Exercise instructions:
From the entries below, extract every line that includes the word "Überlebensrate".
--- START Extracted entries ---
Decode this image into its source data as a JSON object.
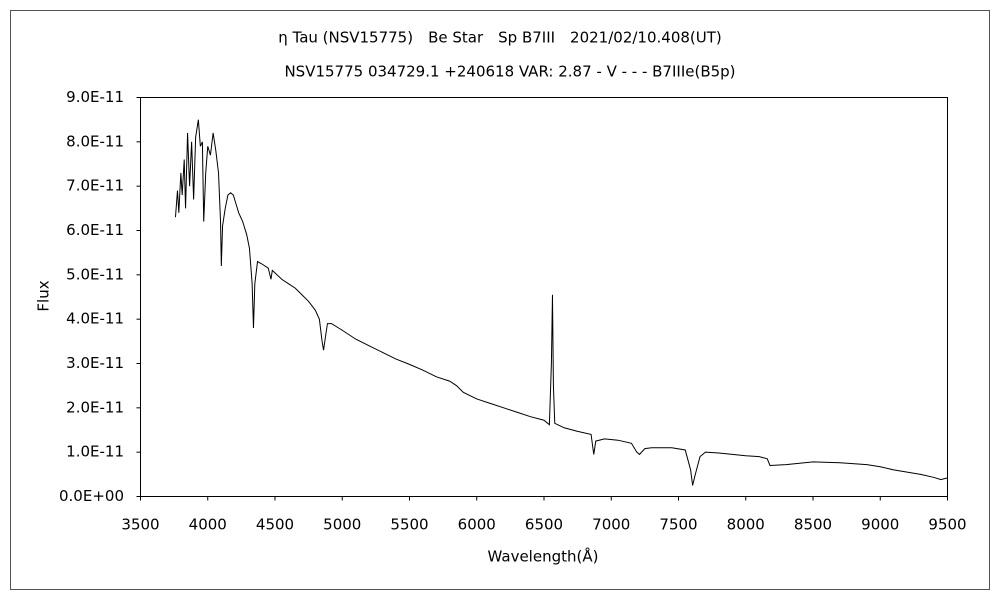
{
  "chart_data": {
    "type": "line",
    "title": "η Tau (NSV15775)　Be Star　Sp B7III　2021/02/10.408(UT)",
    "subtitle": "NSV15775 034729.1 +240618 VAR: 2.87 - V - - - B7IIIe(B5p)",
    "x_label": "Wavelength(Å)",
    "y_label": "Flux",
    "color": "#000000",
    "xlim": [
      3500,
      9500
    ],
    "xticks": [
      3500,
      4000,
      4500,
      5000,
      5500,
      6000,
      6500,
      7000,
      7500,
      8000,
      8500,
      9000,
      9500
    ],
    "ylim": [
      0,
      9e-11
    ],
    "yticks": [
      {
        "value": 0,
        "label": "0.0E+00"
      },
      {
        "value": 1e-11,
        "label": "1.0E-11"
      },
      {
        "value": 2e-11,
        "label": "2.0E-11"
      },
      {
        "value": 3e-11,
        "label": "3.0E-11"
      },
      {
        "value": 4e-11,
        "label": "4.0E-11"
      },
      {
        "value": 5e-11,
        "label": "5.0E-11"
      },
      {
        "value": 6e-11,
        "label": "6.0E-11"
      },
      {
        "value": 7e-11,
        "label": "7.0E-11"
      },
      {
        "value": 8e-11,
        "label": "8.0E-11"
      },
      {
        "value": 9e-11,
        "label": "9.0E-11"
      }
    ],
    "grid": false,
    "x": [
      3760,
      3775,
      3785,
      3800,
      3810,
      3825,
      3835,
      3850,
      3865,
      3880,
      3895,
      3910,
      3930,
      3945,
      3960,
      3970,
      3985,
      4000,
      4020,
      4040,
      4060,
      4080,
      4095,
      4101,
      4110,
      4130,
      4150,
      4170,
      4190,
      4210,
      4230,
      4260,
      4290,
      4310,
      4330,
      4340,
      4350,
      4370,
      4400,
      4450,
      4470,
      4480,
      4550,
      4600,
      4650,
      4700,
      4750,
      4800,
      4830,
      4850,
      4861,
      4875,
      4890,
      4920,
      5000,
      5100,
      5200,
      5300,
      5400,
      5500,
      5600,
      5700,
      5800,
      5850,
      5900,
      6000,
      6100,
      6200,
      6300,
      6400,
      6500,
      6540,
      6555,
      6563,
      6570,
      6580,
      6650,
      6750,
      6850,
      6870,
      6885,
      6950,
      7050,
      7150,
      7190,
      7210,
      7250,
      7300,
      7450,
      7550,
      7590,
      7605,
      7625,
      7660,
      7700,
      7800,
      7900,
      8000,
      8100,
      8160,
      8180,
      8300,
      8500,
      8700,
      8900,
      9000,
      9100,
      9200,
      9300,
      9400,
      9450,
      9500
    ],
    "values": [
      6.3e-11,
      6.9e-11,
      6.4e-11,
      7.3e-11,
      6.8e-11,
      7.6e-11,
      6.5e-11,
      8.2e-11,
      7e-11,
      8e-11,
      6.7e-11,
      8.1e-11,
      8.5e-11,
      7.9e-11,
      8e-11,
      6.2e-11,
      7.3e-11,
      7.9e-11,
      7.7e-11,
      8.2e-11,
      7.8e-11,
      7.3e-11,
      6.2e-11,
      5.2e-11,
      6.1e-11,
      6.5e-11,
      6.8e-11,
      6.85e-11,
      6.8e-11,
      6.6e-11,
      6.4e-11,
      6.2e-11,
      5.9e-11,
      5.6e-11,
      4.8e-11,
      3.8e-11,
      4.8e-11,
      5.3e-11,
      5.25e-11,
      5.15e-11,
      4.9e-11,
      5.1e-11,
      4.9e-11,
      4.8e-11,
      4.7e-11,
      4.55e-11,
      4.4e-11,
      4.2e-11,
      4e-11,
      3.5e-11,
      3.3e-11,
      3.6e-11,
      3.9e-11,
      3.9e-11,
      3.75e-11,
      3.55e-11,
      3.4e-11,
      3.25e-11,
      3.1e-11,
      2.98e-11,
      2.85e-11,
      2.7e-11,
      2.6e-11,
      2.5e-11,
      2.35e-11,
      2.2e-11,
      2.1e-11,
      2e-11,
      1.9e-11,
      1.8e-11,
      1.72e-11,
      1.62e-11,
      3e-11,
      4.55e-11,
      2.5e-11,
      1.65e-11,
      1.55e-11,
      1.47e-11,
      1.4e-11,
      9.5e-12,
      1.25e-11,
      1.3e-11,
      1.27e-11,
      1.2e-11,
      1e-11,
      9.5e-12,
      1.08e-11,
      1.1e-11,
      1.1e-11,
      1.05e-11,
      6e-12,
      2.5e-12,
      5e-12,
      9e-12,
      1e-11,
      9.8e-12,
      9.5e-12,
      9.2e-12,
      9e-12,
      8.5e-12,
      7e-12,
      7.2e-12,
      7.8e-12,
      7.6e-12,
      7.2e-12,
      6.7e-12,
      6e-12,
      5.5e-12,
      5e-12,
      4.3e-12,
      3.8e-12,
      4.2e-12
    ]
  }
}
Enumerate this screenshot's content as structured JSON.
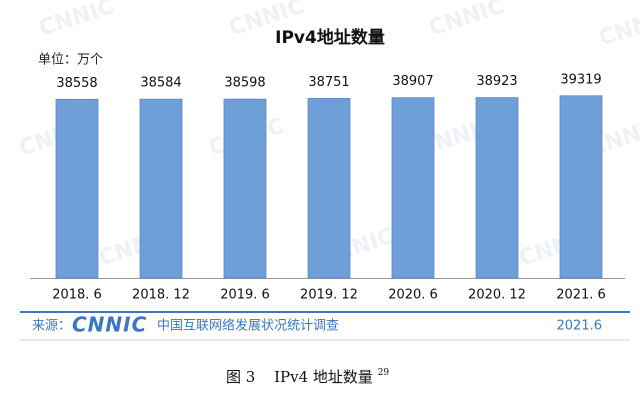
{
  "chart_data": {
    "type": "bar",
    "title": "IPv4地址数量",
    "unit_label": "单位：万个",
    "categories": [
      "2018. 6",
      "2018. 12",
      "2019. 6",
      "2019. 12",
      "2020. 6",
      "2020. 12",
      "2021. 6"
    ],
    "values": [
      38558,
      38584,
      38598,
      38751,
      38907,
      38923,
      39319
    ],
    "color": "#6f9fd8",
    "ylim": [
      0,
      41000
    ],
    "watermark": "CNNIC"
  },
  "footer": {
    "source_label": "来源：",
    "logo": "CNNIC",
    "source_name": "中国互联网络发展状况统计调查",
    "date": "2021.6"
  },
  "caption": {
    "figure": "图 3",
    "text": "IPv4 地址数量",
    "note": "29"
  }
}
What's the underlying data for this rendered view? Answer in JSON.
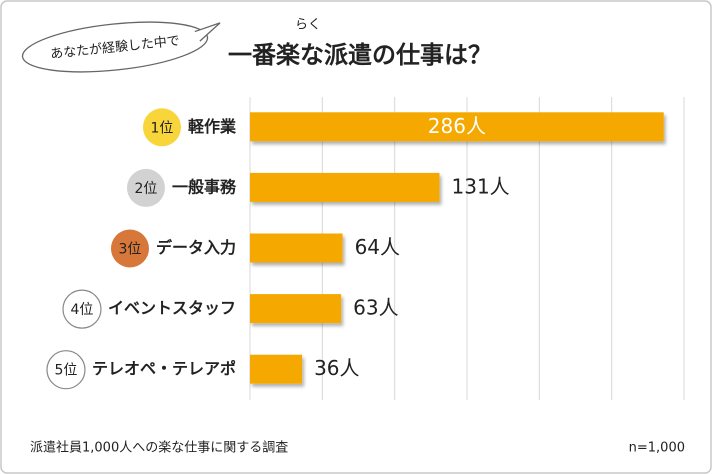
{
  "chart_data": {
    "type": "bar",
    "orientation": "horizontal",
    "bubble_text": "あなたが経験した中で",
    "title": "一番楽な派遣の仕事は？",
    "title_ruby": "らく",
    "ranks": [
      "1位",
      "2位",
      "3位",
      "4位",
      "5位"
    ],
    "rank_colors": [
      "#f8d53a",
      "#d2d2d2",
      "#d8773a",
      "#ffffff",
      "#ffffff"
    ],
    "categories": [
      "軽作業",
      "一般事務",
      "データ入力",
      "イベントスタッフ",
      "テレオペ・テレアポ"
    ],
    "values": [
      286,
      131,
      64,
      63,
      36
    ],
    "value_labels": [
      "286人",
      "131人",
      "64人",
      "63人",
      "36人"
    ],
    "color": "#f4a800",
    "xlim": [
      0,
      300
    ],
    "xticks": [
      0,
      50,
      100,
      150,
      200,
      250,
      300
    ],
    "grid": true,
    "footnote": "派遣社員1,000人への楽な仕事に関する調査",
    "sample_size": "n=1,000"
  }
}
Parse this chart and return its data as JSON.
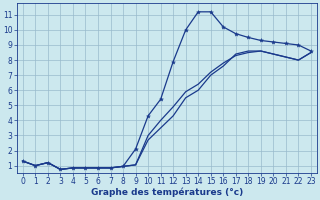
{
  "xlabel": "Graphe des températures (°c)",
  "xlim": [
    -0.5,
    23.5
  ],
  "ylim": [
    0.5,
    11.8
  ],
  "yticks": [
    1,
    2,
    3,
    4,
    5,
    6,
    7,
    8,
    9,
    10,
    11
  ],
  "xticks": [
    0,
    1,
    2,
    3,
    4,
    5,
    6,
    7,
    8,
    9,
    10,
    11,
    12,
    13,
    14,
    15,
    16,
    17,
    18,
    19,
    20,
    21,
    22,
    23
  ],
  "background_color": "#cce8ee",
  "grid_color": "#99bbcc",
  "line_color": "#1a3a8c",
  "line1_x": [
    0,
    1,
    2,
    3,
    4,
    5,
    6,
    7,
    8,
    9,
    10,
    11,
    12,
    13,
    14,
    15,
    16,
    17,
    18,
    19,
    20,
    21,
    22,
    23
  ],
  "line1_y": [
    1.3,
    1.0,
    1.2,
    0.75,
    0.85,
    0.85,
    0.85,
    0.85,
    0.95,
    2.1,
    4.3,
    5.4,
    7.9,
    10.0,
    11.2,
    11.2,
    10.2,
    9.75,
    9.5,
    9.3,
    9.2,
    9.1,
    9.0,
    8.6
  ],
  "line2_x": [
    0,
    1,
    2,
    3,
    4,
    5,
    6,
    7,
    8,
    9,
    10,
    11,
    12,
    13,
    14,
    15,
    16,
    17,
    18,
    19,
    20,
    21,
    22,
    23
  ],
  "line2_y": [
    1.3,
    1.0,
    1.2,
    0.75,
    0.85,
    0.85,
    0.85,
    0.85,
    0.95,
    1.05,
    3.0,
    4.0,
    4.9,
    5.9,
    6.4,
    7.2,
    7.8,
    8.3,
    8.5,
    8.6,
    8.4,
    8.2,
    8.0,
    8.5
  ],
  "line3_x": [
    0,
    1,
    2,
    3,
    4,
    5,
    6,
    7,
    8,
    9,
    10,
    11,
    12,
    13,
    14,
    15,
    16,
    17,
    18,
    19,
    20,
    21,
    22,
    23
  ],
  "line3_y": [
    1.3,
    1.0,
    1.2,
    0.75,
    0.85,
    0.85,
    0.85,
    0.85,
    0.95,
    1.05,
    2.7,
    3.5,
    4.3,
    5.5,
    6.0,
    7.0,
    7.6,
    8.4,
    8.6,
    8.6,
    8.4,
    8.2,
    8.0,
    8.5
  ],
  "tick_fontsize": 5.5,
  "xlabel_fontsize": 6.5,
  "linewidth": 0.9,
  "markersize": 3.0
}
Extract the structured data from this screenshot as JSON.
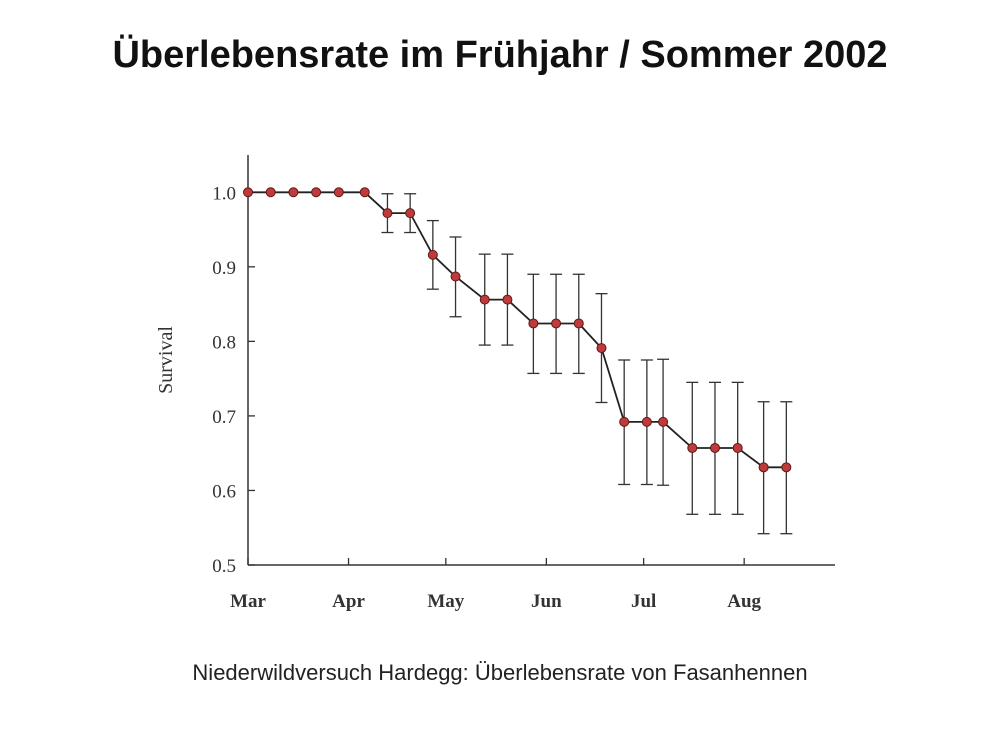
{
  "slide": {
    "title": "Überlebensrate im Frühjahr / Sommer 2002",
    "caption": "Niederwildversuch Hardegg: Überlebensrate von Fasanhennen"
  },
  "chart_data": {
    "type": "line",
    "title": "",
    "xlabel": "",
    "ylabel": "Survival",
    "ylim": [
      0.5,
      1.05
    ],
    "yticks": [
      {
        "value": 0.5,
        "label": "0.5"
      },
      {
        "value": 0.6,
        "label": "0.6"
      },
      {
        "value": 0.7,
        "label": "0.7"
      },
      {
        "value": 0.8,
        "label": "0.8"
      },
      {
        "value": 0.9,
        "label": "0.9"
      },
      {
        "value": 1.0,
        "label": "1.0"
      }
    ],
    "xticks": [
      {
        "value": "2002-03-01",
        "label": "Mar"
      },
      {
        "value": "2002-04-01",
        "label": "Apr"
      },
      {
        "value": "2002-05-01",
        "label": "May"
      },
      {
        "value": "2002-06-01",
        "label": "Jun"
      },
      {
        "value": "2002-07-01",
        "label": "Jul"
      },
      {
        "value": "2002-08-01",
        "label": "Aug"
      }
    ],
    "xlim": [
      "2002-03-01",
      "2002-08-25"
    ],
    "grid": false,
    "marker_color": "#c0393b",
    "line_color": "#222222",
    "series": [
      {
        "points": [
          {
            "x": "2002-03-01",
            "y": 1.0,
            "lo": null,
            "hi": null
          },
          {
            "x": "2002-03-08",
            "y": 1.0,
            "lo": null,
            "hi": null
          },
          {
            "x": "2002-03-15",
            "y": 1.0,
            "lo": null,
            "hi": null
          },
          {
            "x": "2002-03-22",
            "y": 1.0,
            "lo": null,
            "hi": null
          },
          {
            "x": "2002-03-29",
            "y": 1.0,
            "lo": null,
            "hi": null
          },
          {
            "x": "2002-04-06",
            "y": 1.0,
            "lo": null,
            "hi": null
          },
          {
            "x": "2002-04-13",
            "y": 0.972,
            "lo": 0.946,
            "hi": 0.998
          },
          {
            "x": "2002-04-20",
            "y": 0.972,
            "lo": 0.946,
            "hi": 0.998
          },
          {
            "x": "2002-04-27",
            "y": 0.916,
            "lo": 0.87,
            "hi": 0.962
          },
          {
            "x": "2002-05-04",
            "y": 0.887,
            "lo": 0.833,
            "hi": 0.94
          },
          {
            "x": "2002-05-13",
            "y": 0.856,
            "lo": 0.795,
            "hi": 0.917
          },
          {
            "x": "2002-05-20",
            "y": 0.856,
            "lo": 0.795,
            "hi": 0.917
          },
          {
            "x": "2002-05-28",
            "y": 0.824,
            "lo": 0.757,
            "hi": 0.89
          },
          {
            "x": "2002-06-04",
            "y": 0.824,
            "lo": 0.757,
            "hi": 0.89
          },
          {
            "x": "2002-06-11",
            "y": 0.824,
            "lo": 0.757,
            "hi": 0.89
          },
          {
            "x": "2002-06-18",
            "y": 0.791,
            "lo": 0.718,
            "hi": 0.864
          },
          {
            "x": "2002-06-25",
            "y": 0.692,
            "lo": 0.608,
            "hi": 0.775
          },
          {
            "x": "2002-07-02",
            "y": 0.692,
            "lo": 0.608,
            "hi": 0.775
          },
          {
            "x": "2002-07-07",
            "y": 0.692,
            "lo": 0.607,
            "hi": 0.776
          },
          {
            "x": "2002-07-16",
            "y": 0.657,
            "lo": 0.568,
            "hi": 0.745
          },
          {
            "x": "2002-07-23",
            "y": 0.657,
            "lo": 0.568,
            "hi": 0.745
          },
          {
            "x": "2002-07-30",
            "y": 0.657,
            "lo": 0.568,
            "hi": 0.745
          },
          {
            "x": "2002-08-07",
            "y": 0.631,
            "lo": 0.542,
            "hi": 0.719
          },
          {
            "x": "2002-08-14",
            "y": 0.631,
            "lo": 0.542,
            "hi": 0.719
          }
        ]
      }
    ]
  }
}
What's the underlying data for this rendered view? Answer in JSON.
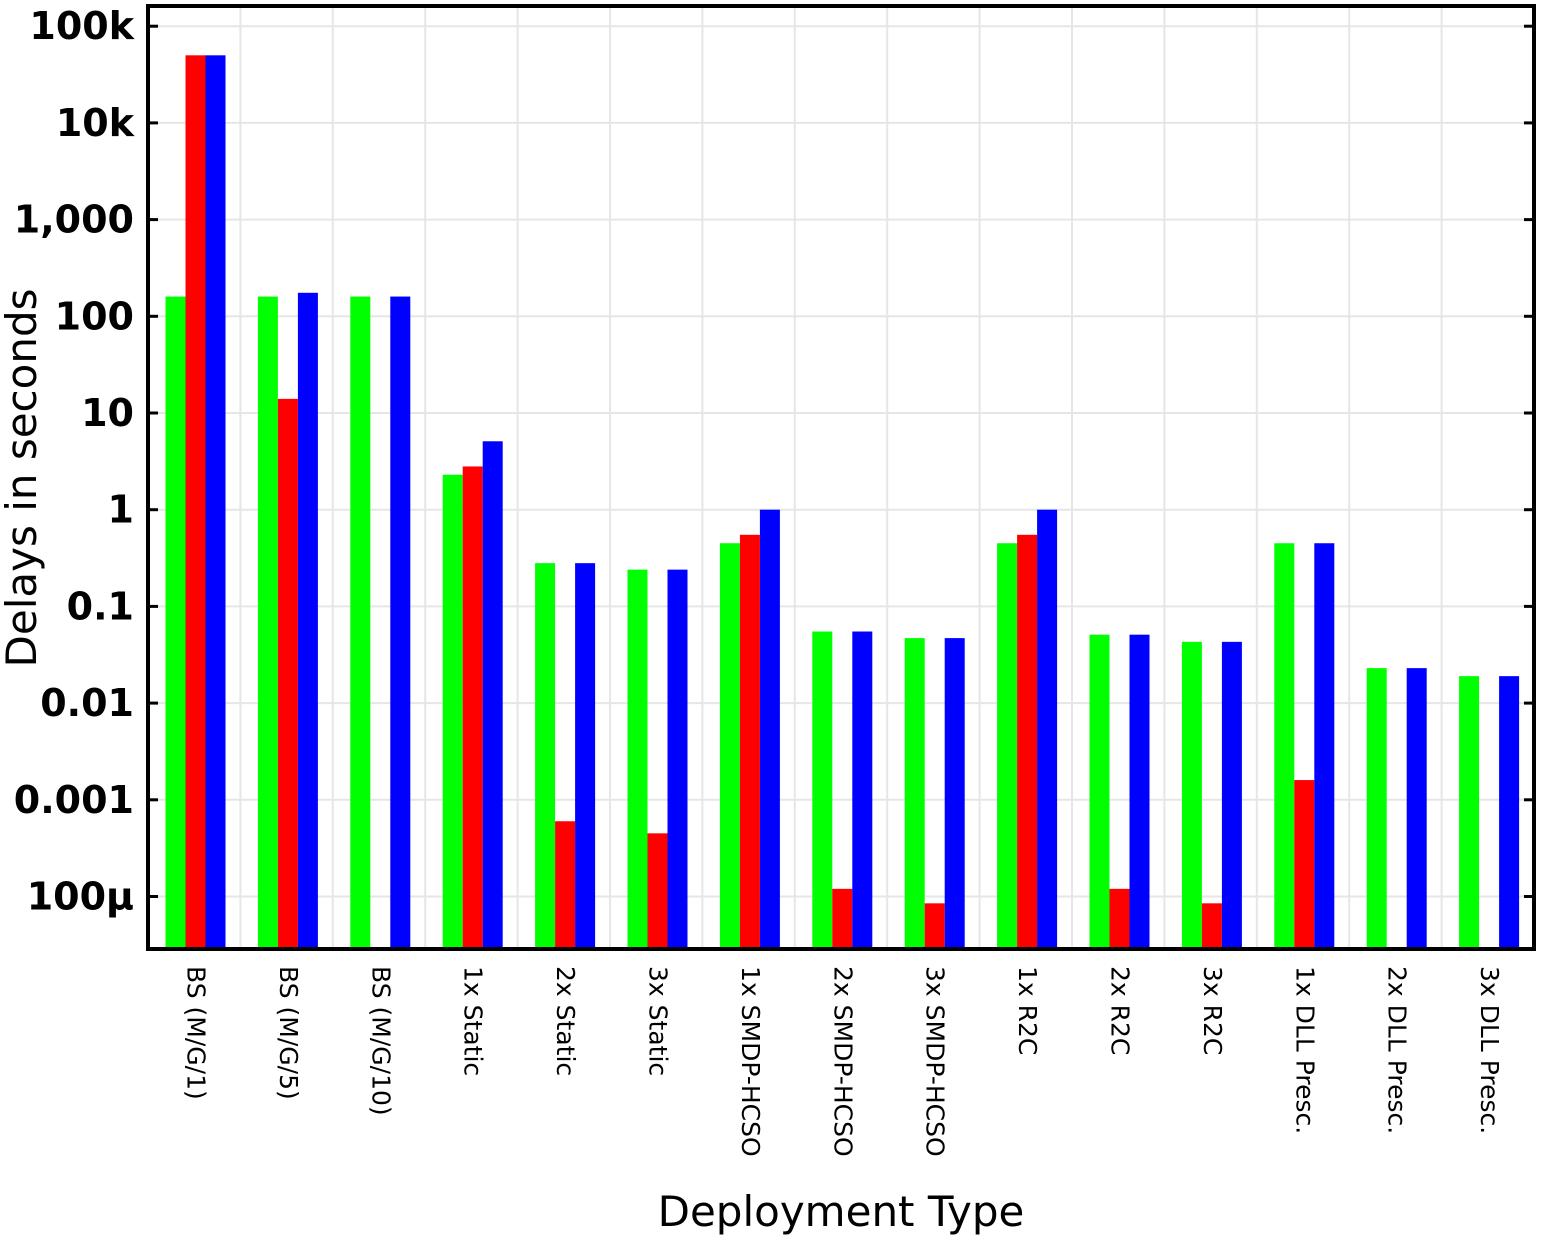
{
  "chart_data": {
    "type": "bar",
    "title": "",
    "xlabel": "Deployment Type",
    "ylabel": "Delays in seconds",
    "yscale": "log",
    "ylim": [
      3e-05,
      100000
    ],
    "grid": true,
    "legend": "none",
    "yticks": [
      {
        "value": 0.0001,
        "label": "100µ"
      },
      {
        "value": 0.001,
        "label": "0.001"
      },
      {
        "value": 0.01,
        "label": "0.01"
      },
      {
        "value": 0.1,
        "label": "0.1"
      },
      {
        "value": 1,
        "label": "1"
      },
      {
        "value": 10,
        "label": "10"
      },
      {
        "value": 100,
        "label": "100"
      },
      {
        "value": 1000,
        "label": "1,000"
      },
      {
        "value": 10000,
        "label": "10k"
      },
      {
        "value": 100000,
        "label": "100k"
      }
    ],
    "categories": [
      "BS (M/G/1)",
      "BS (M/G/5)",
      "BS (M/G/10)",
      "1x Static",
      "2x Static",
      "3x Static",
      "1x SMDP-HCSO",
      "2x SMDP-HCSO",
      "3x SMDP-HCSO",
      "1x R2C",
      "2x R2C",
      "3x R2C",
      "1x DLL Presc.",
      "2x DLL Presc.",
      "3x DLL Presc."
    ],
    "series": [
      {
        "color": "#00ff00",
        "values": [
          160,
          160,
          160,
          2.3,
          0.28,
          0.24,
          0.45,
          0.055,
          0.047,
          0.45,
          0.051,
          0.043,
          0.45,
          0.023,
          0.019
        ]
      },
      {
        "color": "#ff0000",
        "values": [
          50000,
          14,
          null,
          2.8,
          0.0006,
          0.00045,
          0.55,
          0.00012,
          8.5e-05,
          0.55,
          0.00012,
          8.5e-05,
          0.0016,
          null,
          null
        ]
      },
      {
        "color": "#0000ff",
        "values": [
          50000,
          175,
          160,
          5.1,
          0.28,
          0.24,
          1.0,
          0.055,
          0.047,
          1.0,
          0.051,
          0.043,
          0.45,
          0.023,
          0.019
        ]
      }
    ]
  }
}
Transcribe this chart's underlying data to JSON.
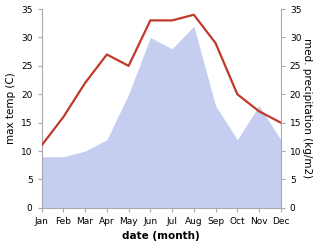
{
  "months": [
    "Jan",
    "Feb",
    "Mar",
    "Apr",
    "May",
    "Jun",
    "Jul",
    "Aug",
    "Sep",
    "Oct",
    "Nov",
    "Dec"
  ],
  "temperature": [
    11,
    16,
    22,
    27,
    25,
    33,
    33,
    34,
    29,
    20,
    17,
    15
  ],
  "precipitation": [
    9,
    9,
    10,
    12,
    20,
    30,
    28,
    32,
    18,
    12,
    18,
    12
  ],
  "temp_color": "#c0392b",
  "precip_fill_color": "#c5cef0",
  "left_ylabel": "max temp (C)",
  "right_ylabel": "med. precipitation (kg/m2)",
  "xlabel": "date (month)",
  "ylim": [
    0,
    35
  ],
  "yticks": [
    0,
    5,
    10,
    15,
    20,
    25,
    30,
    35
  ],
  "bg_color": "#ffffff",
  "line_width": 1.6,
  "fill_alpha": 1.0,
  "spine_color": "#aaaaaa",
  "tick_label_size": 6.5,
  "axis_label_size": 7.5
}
--- END Extracted entries ---
Answer to the task:
    "title": "Überlebensrate im Frühjahr / Sommer 2002",
    "caption": "Niederwildversuch Hardegg: Überlebensrate von Fasanhennen"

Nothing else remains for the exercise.